* **DA SVOLGERE**: Riproduci senza alcuna modifica tutte le righe dei dati seguenti.

* **DATI DELL'ESERCIZIO**:
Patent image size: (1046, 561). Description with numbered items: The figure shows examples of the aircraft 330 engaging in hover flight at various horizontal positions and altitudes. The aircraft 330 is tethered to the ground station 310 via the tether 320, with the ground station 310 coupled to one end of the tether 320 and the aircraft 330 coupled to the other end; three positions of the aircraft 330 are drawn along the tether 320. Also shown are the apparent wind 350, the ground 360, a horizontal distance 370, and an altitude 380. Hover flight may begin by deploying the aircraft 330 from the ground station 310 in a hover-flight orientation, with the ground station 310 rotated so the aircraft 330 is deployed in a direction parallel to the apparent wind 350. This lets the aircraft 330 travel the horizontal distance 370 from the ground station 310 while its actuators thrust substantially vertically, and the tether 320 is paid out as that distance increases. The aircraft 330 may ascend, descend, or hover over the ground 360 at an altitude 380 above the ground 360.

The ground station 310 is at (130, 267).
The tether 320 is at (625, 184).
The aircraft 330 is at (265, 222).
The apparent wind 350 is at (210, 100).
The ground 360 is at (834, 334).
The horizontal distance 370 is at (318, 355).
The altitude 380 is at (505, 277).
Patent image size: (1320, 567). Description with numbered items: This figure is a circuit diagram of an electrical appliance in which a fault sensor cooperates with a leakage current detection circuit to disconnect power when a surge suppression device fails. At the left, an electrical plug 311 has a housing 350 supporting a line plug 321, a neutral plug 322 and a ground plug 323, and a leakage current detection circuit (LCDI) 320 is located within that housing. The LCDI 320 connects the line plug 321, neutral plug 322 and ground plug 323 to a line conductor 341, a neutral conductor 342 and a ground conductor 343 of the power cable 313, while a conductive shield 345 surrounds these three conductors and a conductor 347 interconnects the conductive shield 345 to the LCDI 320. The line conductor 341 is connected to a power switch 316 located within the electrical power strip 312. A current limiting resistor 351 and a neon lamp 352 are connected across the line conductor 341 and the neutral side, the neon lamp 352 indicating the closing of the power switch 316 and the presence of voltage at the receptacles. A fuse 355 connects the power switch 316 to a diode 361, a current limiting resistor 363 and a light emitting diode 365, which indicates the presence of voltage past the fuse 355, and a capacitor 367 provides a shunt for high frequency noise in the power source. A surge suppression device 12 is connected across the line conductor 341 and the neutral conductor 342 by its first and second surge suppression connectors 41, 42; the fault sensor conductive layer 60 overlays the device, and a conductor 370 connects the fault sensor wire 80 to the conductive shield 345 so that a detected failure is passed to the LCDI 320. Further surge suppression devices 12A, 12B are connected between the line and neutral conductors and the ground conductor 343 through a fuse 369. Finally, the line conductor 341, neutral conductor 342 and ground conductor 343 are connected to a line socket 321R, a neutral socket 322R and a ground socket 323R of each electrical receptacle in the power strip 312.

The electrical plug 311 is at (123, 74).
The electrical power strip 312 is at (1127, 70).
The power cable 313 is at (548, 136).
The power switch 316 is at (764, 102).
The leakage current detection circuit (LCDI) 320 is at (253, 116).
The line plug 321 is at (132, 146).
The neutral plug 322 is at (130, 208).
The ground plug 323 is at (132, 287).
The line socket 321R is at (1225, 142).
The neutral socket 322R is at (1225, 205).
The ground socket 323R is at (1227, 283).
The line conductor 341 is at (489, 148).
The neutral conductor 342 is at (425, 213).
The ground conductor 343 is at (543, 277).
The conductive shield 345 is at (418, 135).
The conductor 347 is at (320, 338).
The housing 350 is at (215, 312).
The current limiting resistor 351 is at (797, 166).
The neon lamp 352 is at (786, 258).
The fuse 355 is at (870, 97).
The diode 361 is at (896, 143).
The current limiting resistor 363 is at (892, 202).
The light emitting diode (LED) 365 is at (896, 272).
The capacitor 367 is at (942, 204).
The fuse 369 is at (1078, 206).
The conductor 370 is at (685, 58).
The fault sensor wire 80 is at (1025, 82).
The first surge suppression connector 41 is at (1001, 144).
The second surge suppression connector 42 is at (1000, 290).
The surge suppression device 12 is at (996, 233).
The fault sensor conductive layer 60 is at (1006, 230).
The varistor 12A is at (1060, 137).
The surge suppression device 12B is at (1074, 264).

* **RISULTATO FINALE**:
Patent image size: (1046, 561). Description with numbered items: The figure shows examples of the aircraft 330 engaging in hover flight at various horizontal positions and altitudes. The aircraft 330 is tethered to the ground station 310 via the tether 320, with the ground station 310 coupled to one end of the tether 320 and the aircraft 330 coupled to the other end; three positions of the aircraft 330 are drawn along the tether 320. Also shown are the apparent wind 350, the ground 360, a horizontal distance 370, and an altitude 380. Hover flight may begin by deploying the aircraft 330 from the ground station 310 in a hover-flight orientation, with the ground station 310 rotated so the aircraft 330 is deployed in a direction parallel to the apparent wind 350. This lets the aircraft 330 travel the horizontal distance 370 from the ground station 310 while its actuators thrust substantially vertically, and the tether 320 is paid out as that distance increases. The aircraft 330 may ascend, descend, or hover over the ground 360 at an altitude 380 above the ground 360.

The ground station 310 is at (130, 267).
The tether 320 is at (625, 184).
The aircraft 330 is at (265, 222).
The apparent wind 350 is at (210, 100).
The ground 360 is at (834, 334).
The horizontal distance 370 is at (318, 355).
The altitude 380 is at (505, 277).
Patent image size: (1320, 567). Description with numbered items: This figure is a circuit diagram of an electrical appliance in which a fault sensor cooperates with a leakage current detection circuit to disconnect power when a surge suppression device fails. At the left, an electrical plug 311 has a housing 350 supporting a line plug 321, a neutral plug 322 and a ground plug 323, and a leakage current detection circuit (LCDI) 320 is located within that housing. The LCDI 320 connects the line plug 321, neutral plug 322 and ground plug 323 to a line conductor 341, a neutral conductor 342 and a ground conductor 343 of the power cable 313, while a conductive shield 345 surrounds these three conductors and a conductor 347 interconnects the conductive shield 345 to the LCDI 320. The line conductor 341 is connected to a power switch 316 located within the electrical power strip 312. A current limiting resistor 351 and a neon lamp 352 are connected across the line conductor 341 and the neutral side, the neon lamp 352 indicating the closing of the power switch 316 and the presence of voltage at the receptacles. A fuse 355 connects the power switch 316 to a diode 361, a current limiting resistor 363 and a light emitting diode 365, which indicates the presence of voltage past the fuse 355, and a capacitor 367 provides a shunt for high frequency noise in the power source. A surge suppression device 12 is connected across the line conductor 341 and the neutral conductor 342 by its first and second surge suppression connectors 41, 42; the fault sensor conductive layer 60 overlays the device, and a conductor 370 connects the fault sensor wire 80 to the conductive shield 345 so that a detected failure is passed to the LCDI 320. Further surge suppression devices 12A, 12B are connected between the line and neutral conductors and the ground conductor 343 through a fuse 369. Finally, the line conductor 341, neutral conductor 342 and ground conductor 343 are connected to a line socket 321R, a neutral socket 322R and a ground socket 323R of each electrical receptacle in the power strip 312.

The electrical plug 311 is at (123, 74).
The electrical power strip 312 is at (1127, 70).
The power cable 313 is at (548, 136).
The power switch 316 is at (764, 102).
The leakage current detection circuit (LCDI) 320 is at (253, 116).
The line plug 321 is at (132, 146).
The neutral plug 322 is at (130, 208).
The ground plug 323 is at (132, 287).
The line socket 321R is at (1225, 142).
The neutral socket 322R is at (1225, 205).
The ground socket 323R is at (1227, 283).
The line conductor 341 is at (489, 148).
The neutral conductor 342 is at (425, 213).
The ground conductor 343 is at (543, 277).
The conductive shield 345 is at (418, 135).
The conductor 347 is at (320, 338).
The housing 350 is at (215, 312).
The current limiting resistor 351 is at (797, 166).
The neon lamp 352 is at (786, 258).
The fuse 355 is at (870, 97).
The diode 361 is at (896, 143).
The current limiting resistor 363 is at (892, 202).
The light emitting diode (LED) 365 is at (896, 272).
The capacitor 367 is at (942, 204).
The fuse 369 is at (1078, 206).
The conductor 370 is at (685, 58).
The fault sensor wire 80 is at (1025, 82).
The first surge suppression connector 41 is at (1001, 144).
The second surge suppression connector 42 is at (1000, 290).
The surge suppression device 12 is at (996, 233).
The fault sensor conductive layer 60 is at (1006, 230).
The varistor 12A is at (1060, 137).
The surge suppression device 12B is at (1074, 264).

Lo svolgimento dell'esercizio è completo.